Turn every line of the items below into a Markdown table with two columns, Row for the row number and Text for the line. Skip blank lines and leave out the pictures.

(Dataset extract):

>>

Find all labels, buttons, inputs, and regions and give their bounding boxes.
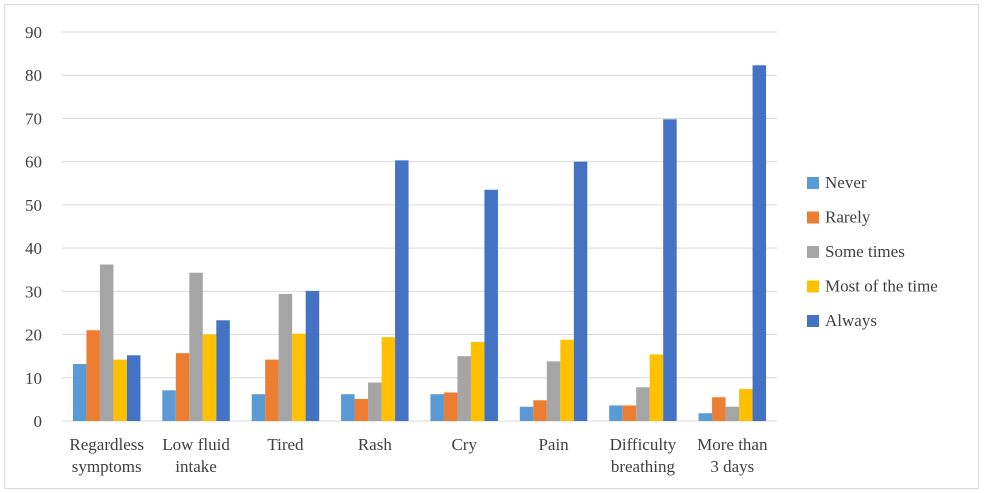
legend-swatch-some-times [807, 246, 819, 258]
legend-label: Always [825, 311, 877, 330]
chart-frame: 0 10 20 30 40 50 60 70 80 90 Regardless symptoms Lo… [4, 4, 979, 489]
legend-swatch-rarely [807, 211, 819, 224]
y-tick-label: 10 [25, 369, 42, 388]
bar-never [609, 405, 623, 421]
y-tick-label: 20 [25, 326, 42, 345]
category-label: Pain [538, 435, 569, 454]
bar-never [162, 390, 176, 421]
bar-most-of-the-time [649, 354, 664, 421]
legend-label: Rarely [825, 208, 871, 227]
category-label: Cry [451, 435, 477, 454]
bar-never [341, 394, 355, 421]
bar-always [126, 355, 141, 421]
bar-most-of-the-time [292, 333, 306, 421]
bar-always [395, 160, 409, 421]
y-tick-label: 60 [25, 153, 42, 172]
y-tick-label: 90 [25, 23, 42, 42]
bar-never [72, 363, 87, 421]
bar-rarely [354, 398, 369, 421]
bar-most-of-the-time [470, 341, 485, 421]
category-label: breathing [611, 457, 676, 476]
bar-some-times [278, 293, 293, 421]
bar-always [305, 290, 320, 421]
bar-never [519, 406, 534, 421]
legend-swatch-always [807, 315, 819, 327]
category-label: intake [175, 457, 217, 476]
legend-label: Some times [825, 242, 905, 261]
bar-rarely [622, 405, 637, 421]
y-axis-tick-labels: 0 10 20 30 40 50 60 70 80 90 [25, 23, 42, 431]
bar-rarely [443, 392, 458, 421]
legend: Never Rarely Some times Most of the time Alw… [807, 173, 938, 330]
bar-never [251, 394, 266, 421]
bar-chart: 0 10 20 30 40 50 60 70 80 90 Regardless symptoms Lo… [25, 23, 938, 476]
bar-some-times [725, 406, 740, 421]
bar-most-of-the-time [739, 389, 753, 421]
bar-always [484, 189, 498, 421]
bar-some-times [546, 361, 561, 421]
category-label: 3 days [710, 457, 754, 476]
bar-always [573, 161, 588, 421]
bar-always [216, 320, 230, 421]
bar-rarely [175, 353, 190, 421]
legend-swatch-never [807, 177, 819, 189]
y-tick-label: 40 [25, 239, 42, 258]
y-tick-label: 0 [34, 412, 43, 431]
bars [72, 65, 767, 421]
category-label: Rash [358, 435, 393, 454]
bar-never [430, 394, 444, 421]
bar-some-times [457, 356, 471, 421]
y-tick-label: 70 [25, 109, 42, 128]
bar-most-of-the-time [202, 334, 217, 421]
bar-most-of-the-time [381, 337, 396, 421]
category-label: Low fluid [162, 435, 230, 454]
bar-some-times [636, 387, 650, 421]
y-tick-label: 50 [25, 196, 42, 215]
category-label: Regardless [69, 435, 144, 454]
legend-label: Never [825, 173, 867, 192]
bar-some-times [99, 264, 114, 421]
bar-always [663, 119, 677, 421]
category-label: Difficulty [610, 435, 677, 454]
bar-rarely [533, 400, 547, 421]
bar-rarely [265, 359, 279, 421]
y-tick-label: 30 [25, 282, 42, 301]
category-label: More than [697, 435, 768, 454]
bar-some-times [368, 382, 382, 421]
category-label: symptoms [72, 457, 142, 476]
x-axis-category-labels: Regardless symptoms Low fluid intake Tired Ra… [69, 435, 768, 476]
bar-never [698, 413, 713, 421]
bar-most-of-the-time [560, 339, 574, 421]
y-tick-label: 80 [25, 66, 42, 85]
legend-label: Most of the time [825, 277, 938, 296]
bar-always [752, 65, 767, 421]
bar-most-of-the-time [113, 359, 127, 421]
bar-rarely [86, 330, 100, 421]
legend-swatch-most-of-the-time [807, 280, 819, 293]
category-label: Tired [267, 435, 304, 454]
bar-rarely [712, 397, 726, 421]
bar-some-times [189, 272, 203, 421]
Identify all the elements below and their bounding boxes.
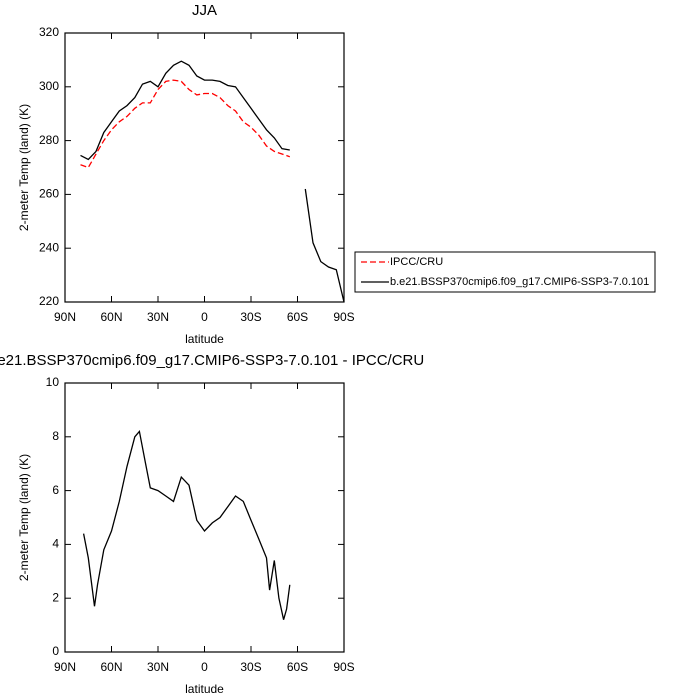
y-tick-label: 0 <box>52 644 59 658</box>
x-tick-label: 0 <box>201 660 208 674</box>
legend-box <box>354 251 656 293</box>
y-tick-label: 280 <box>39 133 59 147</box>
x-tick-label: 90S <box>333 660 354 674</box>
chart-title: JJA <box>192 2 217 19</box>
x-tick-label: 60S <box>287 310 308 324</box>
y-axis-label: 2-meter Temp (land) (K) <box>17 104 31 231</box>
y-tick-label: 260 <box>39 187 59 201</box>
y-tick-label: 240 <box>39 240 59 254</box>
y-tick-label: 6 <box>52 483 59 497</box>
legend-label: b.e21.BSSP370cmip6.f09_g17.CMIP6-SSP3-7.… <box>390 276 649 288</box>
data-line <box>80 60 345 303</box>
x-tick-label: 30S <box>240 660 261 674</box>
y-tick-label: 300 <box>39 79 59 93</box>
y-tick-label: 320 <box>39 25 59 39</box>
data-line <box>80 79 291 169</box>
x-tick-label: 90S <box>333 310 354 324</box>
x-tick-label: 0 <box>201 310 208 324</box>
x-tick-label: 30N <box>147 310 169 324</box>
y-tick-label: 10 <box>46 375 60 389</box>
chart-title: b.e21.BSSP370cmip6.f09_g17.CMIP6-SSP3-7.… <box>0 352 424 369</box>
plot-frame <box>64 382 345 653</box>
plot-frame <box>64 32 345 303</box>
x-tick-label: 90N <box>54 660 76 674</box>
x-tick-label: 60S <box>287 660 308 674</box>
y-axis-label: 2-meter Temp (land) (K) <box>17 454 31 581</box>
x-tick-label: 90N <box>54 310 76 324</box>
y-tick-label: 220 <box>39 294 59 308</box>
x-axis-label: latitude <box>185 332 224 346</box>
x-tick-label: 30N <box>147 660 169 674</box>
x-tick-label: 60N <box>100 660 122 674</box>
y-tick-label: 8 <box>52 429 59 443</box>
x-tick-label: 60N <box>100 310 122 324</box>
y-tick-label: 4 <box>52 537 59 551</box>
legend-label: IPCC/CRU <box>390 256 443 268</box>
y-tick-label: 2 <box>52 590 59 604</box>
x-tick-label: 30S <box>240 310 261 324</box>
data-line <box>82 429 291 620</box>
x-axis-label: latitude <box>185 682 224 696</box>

<<

(The solution):
| Row | Text |
|---|---|
| 1 | Find all labels, buttons, inputs, and regions and give their bounding boxes. |
| 2 | legend-swatch-some-times [807, 246, 819, 258] |
| 3 | legend-label: Always [825, 311, 877, 330] |
| 4 | chart-frame: 0 10 20 30 40 50 60 70 80 90 Regardless symptoms Lo… [4, 4, 979, 489] |
| 5 | legend-swatch-rarely [807, 211, 819, 224] |
| 6 | y-tick-label: 10 [25, 369, 42, 388] |
| 7 | bar-never [609, 405, 623, 421] |
| 8 | y-tick-label: 20 [25, 326, 42, 345] |
| 9 | category-label: Pain [538, 435, 569, 454] |
| 10 | bar-never [162, 390, 176, 421] |
| 11 | bar-most-of-the-time [649, 354, 664, 421] |
| 12 | legend-label: Rarely [825, 208, 871, 227] |
| 13 | category-label: Cry [451, 435, 477, 454] |
| 14 | bar-never [341, 394, 355, 421] |
| 15 | bar-always [126, 355, 141, 421] |
| 16 | bar-most-of-the-time [292, 333, 306, 421] |
| 17 | bar-always [395, 160, 409, 421] |
| 18 | y-tick-label: 60 [25, 153, 42, 172] |
| 19 | y-tick-label: 90 [25, 23, 42, 42] |
| 20 | bar-never [72, 363, 87, 421] |
| 21 | bar-rarely [354, 398, 369, 421] |
| 22 | bar-most-of-the-time [470, 341, 485, 421] |
| 23 | category-label: breathing [611, 457, 676, 476] |
| 24 | bar-some-times [278, 293, 293, 421] |
| 25 | bar-always [305, 290, 320, 421] |
| 26 | bar-never [519, 406, 534, 421] |
| 27 | legend-swatch-always [807, 315, 819, 327] |
| 28 | category-label: intake [175, 457, 217, 476] |
| 29 | legend-label: Some times [825, 242, 905, 261] |
| 30 | bar-rarely [622, 405, 637, 421] |
| 31 | y-axis-tick-labels: 0 10 20 30 40 50 60 70 80 90 [25, 23, 42, 431] |
| 32 | bar-rarely [443, 392, 458, 421] |
| 33 | legend: Never Rarely Some times Most of the time Alw… [807, 173, 938, 330] |
| 34 | bar-never [251, 394, 266, 421] |
| 35 | bar-chart: 0 10 20 30 40 50 60 70 80 90 Regardless symptoms Lo… [25, 23, 938, 476] |
| 36 | bar-some-times [725, 406, 740, 421] |
| 37 | bar-most-of-the-time [739, 389, 753, 421] |
| 38 | bar-always [484, 189, 498, 421] |
| 39 | bar-some-times [546, 361, 561, 421] |
| 40 | category-label: 3 days [710, 457, 754, 476] |
| 41 | bar-always [573, 161, 588, 421] |
| 42 | bar-always [216, 320, 230, 421] |
| 43 | bar-rarely [175, 353, 190, 421] |
| 44 | legend-swatch-never [807, 177, 819, 189] |
| 45 | y-tick-label: 40 [25, 239, 42, 258] |
| 46 | y-tick-label: 0 [34, 412, 43, 431] |
| 47 | bars [72, 65, 767, 421] |
| 48 | category-label: Rash [358, 435, 393, 454] |
| 49 | bar-never [430, 394, 444, 421] |
| 50 | bar-some-times [457, 356, 471, 421] |
| 51 | y-tick-label: 70 [25, 109, 42, 128] |
| 52 | bar-most-of-the-time [202, 334, 217, 421] |
| 53 | bar-most-of-the-time [381, 337, 396, 421] |
| 54 | category-label: Low fluid [162, 435, 230, 454] |
| 55 | bar-some-times [636, 387, 650, 421] |
| 56 | y-tick-label: 50 [25, 196, 42, 215] |
| 57 | category-label: Regardless [69, 435, 144, 454] |
| 58 | legend-label: Never [825, 173, 867, 192] |
| 59 | bar-some-times [99, 264, 114, 421] |
| 60 | bar-always [663, 119, 677, 421] |
| 61 | category-label: Difficulty [610, 435, 677, 454] |
| 62 | bar-rarely [533, 400, 547, 421] |
| 63 | bar-rarely [265, 359, 279, 421] |
| 64 | y-tick-label: 30 [25, 282, 42, 301] |
| 65 | category-label: More than [697, 435, 768, 454] |
| 66 | bar-some-times [368, 382, 382, 421] |
| 67 | category-label: symptoms [72, 457, 142, 476] |
| 68 | x-axis-category-labels: Regardless symptoms Low fluid intake Tired Ra… [69, 435, 768, 476] |
| 69 | bar-never [698, 413, 713, 421] |
| 70 | bar-most-of-the-time [560, 339, 574, 421] |
| 71 | y-tick-label: 80 [25, 66, 42, 85] |
| 72 | legend-label: Most of the time [825, 277, 938, 296] |
| 73 | bar-always [752, 65, 767, 421] |
| 74 | bar-most-of-the-time [113, 359, 127, 421] |
| 75 | bar-rarely [86, 330, 100, 421] |
| 76 | legend-swatch-most-of-the-time [807, 280, 819, 293] |
| 77 | category-label: Tired [267, 435, 304, 454] |
| 78 | bar-rarely [712, 397, 726, 421] |
| 79 | bar-some-times [189, 272, 203, 421] |
| 80 | Identify all the elements below and their bounding boxes. |
| 81 | y-tick-label: 0 <box>52 644 59 658</box> |
| 82 | x-tick-label: 0 <box>201 660 208 674</box> |
| 83 | legend-box <box>354 251 656 293</box> |
| 84 | y-tick-label: 280 <box>39 133 59 147</box> |
| 85 | x-tick-label: 90S <box>333 660 354 674</box> |
| 86 | chart-title: JJA <box>192 2 217 19</box> |
| 87 | x-tick-label: 60S <box>287 310 308 324</box> |
| 88 | y-axis-label: 2-meter Temp (land) (K) <box>17 104 31 231</box> |
| 89 | y-tick-label: 260 <box>39 187 59 201</box> |
| 90 | y-tick-label: 240 <box>39 240 59 254</box> |
| 91 | y-tick-label: 6 <box>52 483 59 497</box> |
| 92 | legend-label: b.e21.BSSP370cmip6.f09_g17.CMIP6-SSP3-7.… <box>390 276 649 288</box> |
| 93 | data-line <box>80 60 345 303</box> |
| 94 | x-tick-label: 30S <box>240 660 261 674</box> |
| 95 | y-tick-label: 300 <box>39 79 59 93</box> |
| 96 | y-tick-label: 320 <box>39 25 59 39</box> |
| 97 | data-line <box>80 79 291 169</box> |
| 98 | x-tick-label: 90S <box>333 310 354 324</box> |
| 99 | x-tick-label: 0 <box>201 310 208 324</box> |
| 100 | x-tick-label: 30N <box>147 310 169 324</box> |
| 101 | y-tick-label: 10 <box>46 375 60 389</box> |
| 102 | chart-title: b.e21.BSSP370cmip6.f09_g17.CMIP6-SSP3-7.… <box>0 352 424 369</box> |
| 103 | plot-frame <box>64 382 345 653</box> |
| 104 | plot-frame <box>64 32 345 303</box> |
| 105 | x-tick-label: 90N <box>54 660 76 674</box> |
| 106 | x-tick-label: 60S <box>287 660 308 674</box> |
| 107 | y-axis-label: 2-meter Temp (land) (K) <box>17 454 31 581</box> |
| 108 | x-tick-label: 90N <box>54 310 76 324</box> |
| 109 | y-tick-label: 220 <box>39 294 59 308</box> |
| 110 | x-axis-label: latitude <box>185 332 224 346</box> |
| 111 | x-tick-label: 30N <box>147 660 169 674</box> |
| 112 | x-tick-label: 60N <box>100 660 122 674</box> |
| 113 | y-tick-label: 8 <box>52 429 59 443</box> |
| 114 | x-tick-label: 60N <box>100 310 122 324</box> |
| 115 | y-tick-label: 4 <box>52 537 59 551</box> |
| 116 | legend-label: IPCC/CRU <box>390 256 443 268</box> |
| 117 | y-tick-label: 2 <box>52 590 59 604</box> |
| 118 | x-tick-label: 30S <box>240 310 261 324</box> |
| 119 | data-line <box>82 429 291 620</box> |
| 120 | x-axis-label: latitude <box>185 682 224 696</box> |